• _Problem to work on_
Write out precisely the lines beginning with the line that contains "Extract all readable text from this page." and ending with the last line of the entries, and no other lines.

• _Dataset extract_

========================================================================

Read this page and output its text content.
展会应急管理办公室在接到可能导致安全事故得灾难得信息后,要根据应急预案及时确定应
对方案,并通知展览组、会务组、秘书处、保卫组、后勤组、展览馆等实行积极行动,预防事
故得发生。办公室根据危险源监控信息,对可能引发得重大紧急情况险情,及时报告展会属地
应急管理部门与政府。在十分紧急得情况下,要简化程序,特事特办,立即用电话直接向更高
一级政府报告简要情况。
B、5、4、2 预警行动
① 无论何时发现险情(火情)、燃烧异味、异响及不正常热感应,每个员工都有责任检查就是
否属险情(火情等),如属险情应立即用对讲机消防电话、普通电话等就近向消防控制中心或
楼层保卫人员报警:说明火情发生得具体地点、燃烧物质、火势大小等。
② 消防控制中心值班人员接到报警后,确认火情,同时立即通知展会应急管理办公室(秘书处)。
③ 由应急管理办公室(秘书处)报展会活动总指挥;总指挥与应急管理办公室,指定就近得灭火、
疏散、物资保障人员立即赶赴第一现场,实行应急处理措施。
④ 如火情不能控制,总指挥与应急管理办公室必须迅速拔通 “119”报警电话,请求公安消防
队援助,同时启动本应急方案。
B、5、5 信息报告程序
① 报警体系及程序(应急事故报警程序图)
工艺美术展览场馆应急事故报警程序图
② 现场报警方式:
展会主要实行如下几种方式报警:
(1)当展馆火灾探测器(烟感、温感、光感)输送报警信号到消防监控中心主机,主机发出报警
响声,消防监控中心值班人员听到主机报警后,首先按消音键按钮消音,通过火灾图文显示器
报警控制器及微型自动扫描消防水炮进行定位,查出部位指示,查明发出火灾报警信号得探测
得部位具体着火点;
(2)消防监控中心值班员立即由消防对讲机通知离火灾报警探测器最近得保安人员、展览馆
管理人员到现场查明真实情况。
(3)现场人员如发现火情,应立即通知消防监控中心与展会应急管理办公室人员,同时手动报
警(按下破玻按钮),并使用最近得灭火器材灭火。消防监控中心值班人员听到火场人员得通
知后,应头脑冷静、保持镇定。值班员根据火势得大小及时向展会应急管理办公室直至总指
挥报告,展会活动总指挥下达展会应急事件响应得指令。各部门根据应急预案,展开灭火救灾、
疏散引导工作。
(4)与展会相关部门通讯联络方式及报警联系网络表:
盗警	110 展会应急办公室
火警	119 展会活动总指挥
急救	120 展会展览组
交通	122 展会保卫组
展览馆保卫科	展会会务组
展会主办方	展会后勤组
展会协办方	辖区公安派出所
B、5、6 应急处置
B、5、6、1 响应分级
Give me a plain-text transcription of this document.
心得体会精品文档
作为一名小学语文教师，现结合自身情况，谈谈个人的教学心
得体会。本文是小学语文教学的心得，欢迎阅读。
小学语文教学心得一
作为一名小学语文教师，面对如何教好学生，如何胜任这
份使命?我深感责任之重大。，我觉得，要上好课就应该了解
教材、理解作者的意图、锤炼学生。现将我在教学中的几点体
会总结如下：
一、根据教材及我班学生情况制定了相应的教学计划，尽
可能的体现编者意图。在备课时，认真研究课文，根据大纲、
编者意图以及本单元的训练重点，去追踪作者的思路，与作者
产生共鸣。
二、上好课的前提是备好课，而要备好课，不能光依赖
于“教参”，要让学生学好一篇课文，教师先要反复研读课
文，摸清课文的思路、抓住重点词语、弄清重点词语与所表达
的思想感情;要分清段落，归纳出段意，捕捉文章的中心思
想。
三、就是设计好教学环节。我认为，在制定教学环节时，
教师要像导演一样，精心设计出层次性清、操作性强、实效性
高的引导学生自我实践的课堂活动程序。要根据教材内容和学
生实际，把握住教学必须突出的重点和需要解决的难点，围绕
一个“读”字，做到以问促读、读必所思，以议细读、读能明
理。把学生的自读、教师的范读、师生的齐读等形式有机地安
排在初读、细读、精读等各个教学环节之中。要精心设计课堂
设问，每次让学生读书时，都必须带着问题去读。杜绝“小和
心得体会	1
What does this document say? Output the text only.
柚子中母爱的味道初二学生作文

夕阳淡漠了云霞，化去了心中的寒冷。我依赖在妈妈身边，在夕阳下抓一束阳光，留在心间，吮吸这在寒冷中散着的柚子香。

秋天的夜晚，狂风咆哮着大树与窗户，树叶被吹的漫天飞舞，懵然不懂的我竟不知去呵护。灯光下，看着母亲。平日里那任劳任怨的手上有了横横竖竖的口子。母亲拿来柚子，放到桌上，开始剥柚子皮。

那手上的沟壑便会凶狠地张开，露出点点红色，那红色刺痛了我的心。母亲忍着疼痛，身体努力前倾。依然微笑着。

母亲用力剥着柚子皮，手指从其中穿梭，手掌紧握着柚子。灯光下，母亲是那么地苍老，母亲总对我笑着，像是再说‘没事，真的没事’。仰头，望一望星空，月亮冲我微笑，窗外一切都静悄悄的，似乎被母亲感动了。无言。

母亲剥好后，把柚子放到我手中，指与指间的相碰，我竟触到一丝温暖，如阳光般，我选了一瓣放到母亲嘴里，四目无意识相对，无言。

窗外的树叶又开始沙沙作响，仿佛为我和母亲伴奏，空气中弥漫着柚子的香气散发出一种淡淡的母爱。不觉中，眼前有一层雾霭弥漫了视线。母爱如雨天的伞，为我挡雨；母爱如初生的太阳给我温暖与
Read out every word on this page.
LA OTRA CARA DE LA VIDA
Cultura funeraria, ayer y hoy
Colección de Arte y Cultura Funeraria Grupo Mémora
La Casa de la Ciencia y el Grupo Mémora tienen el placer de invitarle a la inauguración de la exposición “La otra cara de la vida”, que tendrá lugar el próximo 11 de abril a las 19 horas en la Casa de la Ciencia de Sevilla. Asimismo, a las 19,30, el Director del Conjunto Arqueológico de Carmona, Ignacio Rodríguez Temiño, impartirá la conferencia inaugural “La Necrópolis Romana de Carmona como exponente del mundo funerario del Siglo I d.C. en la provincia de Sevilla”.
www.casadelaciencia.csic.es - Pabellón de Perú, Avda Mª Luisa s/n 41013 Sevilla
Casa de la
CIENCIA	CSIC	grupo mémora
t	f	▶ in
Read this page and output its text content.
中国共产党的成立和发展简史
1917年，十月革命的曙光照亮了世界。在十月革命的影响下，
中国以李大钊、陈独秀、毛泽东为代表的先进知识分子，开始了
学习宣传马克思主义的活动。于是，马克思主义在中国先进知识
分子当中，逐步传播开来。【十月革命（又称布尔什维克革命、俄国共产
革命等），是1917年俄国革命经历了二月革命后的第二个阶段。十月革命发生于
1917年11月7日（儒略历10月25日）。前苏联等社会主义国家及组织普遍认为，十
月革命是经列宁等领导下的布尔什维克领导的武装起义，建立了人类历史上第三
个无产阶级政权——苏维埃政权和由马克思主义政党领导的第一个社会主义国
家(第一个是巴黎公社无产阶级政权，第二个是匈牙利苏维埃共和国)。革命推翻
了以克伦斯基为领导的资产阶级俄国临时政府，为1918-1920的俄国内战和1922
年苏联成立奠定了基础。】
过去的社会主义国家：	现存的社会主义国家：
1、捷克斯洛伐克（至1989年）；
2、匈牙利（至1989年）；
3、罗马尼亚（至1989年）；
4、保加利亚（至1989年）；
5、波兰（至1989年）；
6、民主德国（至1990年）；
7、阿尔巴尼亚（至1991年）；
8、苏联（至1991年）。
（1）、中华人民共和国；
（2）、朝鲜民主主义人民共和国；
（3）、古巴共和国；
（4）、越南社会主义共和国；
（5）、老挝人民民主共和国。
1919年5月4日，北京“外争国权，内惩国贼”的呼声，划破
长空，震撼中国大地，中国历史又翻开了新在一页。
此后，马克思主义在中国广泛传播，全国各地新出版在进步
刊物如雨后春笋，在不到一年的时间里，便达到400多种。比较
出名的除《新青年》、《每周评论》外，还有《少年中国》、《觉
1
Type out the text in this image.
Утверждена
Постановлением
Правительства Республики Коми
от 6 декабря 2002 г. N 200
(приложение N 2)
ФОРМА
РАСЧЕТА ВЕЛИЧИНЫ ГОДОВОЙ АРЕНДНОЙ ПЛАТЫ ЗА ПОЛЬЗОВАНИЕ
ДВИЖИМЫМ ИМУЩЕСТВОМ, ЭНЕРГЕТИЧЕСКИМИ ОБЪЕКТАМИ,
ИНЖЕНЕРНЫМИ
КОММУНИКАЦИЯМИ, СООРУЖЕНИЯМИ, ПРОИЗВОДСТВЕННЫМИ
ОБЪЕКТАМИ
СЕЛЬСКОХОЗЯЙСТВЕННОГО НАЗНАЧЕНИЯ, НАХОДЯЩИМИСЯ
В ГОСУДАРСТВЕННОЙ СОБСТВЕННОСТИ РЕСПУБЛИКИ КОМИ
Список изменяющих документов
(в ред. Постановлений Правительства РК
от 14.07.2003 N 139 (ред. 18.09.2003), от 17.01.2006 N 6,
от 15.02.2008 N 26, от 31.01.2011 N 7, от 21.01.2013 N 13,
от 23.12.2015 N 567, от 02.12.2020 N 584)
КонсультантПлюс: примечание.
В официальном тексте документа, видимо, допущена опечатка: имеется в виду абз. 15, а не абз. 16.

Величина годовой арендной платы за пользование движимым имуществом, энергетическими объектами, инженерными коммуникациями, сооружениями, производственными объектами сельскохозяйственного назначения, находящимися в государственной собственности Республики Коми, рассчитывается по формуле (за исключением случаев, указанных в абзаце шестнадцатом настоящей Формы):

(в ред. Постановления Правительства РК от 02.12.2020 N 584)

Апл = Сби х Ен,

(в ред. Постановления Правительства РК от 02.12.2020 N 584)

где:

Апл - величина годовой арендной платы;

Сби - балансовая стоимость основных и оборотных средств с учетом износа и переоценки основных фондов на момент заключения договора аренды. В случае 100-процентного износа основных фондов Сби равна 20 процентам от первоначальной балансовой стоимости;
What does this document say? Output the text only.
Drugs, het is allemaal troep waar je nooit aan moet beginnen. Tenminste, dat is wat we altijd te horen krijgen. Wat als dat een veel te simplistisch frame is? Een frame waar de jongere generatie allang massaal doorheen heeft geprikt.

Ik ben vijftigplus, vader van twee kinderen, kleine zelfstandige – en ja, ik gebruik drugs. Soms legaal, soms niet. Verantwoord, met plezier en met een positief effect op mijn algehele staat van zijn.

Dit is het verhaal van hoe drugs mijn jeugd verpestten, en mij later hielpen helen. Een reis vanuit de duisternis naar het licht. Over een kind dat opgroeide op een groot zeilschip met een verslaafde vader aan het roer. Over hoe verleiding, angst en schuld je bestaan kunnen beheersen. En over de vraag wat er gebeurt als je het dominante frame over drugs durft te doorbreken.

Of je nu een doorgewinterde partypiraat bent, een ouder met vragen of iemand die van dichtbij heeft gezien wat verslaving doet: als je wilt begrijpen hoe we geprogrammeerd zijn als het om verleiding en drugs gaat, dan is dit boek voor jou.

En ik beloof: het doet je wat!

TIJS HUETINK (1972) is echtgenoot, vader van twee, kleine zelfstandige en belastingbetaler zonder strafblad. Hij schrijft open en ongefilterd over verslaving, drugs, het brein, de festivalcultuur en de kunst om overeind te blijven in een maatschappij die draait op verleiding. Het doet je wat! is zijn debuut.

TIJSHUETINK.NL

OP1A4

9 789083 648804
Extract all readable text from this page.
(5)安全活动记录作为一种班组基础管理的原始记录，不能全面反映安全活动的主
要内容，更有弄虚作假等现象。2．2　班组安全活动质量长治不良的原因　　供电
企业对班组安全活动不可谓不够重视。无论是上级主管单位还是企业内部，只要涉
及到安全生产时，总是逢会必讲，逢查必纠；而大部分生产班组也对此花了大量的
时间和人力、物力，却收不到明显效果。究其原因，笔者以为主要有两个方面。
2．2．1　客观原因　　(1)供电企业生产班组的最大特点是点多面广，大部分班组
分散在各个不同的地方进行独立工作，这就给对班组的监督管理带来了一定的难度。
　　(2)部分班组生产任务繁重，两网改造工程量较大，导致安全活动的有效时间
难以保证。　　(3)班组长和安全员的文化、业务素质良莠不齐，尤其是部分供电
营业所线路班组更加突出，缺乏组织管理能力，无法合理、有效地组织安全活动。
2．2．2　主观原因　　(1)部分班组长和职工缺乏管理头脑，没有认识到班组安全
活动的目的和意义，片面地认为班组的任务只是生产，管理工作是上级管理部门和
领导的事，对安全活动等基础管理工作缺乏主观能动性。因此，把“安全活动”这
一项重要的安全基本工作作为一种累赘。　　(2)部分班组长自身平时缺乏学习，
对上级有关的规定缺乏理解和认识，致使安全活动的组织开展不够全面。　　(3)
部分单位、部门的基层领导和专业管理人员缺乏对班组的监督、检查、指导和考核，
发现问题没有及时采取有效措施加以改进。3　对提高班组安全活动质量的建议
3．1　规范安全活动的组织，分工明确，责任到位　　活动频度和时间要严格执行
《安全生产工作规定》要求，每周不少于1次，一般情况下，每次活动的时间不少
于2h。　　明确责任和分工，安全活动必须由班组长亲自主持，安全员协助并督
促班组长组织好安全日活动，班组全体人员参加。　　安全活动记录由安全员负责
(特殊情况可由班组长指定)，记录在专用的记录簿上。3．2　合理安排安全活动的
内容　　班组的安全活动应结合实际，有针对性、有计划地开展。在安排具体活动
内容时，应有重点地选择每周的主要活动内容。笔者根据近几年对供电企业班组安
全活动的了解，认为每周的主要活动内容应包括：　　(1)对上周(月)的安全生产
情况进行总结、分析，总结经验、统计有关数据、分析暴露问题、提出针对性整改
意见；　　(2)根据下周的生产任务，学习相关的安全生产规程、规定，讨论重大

========================================================================

• _Result for this exercise_
Extract all readable text from this page.
(5)安全活动记录作为一种班组基础管理的原始记录，不能全面反映安全活动的主
要内容，更有弄虚作假等现象。2．2　班组安全活动质量长治不良的原因　　供电
企业对班组安全活动不可谓不够重视。无论是上级主管单位还是企业内部，只要涉
及到安全生产时，总是逢会必讲，逢查必纠；而大部分生产班组也对此花了大量的
时间和人力、物力，却收不到明显效果。究其原因，笔者以为主要有两个方面。
2．2．1　客观原因　　(1)供电企业生产班组的最大特点是点多面广，大部分班组
分散在各个不同的地方进行独立工作，这就给对班组的监督管理带来了一定的难度。
　　(2)部分班组生产任务繁重，两网改造工程量较大，导致安全活动的有效时间
难以保证。　　(3)班组长和安全员的文化、业务素质良莠不齐，尤其是部分供电
营业所线路班组更加突出，缺乏组织管理能力，无法合理、有效地组织安全活动。
2．2．2　主观原因　　(1)部分班组长和职工缺乏管理头脑，没有认识到班组安全
活动的目的和意义，片面地认为班组的任务只是生产，管理工作是上级管理部门和
领导的事，对安全活动等基础管理工作缺乏主观能动性。因此，把“安全活动”这
一项重要的安全基本工作作为一种累赘。　　(2)部分班组长自身平时缺乏学习，
对上级有关的规定缺乏理解和认识，致使安全活动的组织开展不够全面。　　(3)
部分单位、部门的基层领导和专业管理人员缺乏对班组的监督、检查、指导和考核，
发现问题没有及时采取有效措施加以改进。3　对提高班组安全活动质量的建议
3．1　规范安全活动的组织，分工明确，责任到位　　活动频度和时间要严格执行
《安全生产工作规定》要求，每周不少于1次，一般情况下，每次活动的时间不少
于2h。　　明确责任和分工，安全活动必须由班组长亲自主持，安全员协助并督
促班组长组织好安全日活动，班组全体人员参加。　　安全活动记录由安全员负责
(特殊情况可由班组长指定)，记录在专用的记录簿上。3．2　合理安排安全活动的
内容　　班组的安全活动应结合实际，有针对性、有计划地开展。在安排具体活动
内容时，应有重点地选择每周的主要活动内容。笔者根据近几年对供电企业班组安
全活动的了解，认为每周的主要活动内容应包括：　　(1)对上周(月)的安全生产
情况进行总结、分析，总结经验、统计有关数据、分析暴露问题、提出针对性整改
意见；　　(2)根据下周的生产任务，学习相关的安全生产规程、规定，讨论重大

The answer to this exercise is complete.